**** MATERIAL FOR THIS TASK ****
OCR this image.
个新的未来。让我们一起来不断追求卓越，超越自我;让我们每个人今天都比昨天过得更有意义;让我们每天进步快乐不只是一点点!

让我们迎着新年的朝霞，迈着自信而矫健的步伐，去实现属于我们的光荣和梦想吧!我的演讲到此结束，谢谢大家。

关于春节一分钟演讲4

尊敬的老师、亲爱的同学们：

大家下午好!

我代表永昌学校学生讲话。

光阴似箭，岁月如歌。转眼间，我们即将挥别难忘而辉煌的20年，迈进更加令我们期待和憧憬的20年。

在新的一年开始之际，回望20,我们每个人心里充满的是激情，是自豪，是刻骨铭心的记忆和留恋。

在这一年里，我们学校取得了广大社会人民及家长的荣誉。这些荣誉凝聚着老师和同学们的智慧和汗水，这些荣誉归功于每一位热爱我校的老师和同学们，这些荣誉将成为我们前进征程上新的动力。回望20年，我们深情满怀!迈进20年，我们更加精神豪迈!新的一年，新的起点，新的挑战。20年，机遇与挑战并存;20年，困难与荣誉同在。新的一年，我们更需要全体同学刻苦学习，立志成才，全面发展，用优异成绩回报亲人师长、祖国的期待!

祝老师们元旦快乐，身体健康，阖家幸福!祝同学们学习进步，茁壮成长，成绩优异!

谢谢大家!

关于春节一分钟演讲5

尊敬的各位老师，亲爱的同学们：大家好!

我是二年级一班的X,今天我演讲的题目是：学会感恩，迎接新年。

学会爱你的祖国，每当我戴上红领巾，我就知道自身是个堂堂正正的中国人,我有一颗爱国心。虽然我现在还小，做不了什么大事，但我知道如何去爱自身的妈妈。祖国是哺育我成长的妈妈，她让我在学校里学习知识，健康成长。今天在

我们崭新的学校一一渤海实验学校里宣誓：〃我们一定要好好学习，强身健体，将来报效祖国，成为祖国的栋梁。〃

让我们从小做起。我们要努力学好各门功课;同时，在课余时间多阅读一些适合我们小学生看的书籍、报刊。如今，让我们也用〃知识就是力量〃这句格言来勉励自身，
****
**** MATERIAL FOR THIS TASK ****
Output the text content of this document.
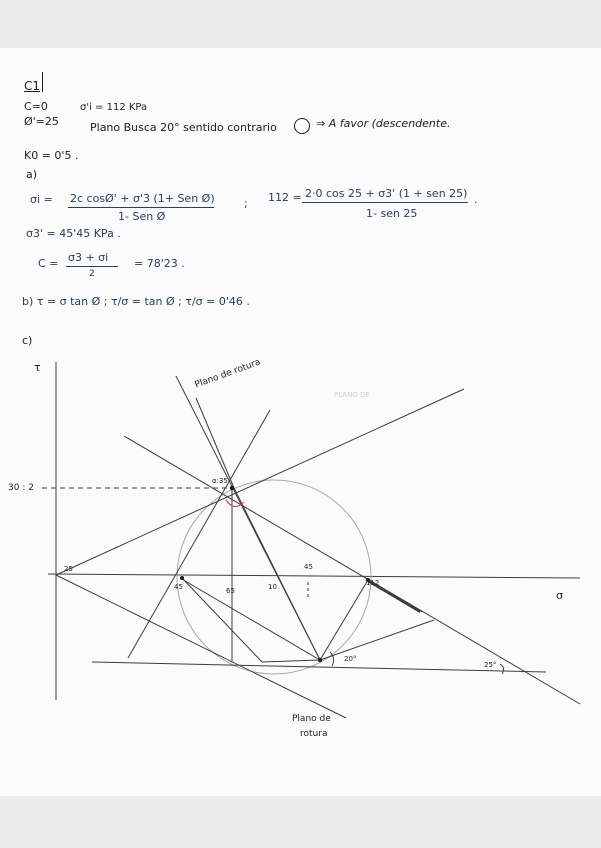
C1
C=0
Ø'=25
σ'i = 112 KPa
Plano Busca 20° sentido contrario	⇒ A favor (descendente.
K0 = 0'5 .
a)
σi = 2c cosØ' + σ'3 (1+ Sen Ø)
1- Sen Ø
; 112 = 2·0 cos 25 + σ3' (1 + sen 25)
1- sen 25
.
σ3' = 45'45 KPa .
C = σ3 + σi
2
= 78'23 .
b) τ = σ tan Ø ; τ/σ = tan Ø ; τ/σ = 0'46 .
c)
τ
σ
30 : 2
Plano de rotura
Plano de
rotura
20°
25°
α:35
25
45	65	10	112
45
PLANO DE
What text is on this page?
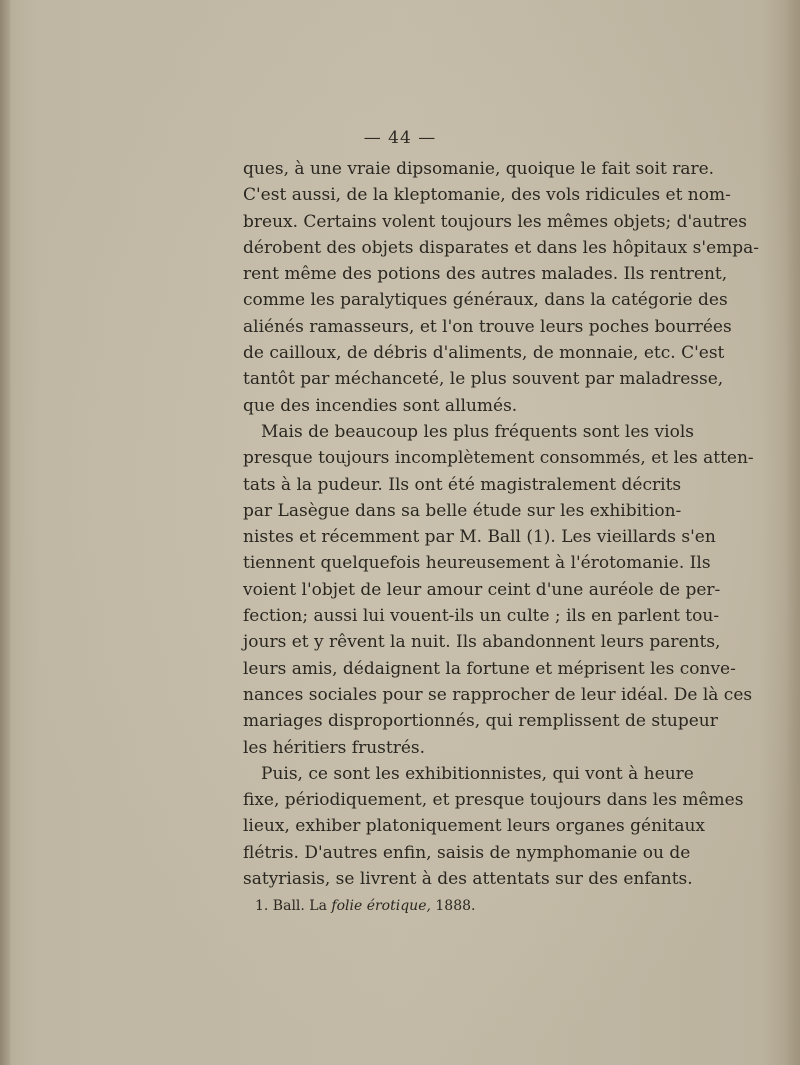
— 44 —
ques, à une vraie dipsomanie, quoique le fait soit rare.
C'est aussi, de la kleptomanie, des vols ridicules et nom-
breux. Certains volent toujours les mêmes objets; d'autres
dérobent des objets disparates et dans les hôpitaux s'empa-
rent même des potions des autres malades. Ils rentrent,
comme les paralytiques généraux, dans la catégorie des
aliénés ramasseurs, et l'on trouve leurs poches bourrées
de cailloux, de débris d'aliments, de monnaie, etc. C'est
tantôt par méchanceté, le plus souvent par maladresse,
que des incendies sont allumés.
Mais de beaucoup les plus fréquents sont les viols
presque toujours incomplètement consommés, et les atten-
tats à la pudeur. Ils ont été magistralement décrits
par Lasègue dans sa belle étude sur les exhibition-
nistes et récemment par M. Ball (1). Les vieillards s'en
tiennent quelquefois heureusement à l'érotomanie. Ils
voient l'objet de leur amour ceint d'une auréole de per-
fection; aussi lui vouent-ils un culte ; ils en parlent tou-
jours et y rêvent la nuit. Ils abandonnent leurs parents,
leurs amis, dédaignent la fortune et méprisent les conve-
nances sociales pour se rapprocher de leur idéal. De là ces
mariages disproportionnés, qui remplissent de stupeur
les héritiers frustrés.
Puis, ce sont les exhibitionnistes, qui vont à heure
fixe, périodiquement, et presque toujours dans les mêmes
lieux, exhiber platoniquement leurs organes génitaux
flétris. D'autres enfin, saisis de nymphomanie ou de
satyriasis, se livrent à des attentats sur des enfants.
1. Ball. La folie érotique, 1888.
****
**** MATERIAL FOR THIS TASK ****
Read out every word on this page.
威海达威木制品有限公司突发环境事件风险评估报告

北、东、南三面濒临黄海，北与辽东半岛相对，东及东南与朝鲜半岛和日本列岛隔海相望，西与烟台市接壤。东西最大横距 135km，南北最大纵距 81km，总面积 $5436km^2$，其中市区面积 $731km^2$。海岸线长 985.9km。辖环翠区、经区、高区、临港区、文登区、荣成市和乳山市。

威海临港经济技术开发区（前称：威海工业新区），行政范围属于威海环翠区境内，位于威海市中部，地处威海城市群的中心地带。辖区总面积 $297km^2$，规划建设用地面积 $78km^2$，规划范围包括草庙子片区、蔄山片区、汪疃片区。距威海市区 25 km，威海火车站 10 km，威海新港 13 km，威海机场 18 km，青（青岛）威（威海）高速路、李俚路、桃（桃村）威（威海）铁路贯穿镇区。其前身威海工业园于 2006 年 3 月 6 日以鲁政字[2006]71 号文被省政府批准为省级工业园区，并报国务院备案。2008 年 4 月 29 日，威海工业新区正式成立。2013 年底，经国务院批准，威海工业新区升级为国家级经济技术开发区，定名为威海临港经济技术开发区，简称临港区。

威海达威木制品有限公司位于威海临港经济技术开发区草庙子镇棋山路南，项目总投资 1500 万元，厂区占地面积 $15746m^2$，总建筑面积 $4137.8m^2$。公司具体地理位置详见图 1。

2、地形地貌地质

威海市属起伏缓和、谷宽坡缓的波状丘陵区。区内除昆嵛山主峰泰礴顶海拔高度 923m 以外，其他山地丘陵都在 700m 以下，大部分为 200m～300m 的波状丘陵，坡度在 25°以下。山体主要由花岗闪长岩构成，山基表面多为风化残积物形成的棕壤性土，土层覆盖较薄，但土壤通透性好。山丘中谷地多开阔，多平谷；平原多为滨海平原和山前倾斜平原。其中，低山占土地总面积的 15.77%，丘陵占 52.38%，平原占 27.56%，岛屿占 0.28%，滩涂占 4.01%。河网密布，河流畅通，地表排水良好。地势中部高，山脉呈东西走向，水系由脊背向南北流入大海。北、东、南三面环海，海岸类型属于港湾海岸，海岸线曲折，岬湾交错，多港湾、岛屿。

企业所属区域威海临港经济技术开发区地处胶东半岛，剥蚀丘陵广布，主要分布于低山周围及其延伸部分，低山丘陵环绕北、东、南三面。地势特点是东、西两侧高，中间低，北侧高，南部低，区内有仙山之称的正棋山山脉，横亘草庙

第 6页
****
WHAT YOU WILL DO: Find every line in the records that contains the word "谢谢大家"; copy those lines.

WRITTEN ANSWER:
让我们迎着新年的朝霞，迈着自信而矫健的步伐，去实现属于我们的光荣和梦想吧!我的演讲到此结束，谢谢大家。
谢谢大家!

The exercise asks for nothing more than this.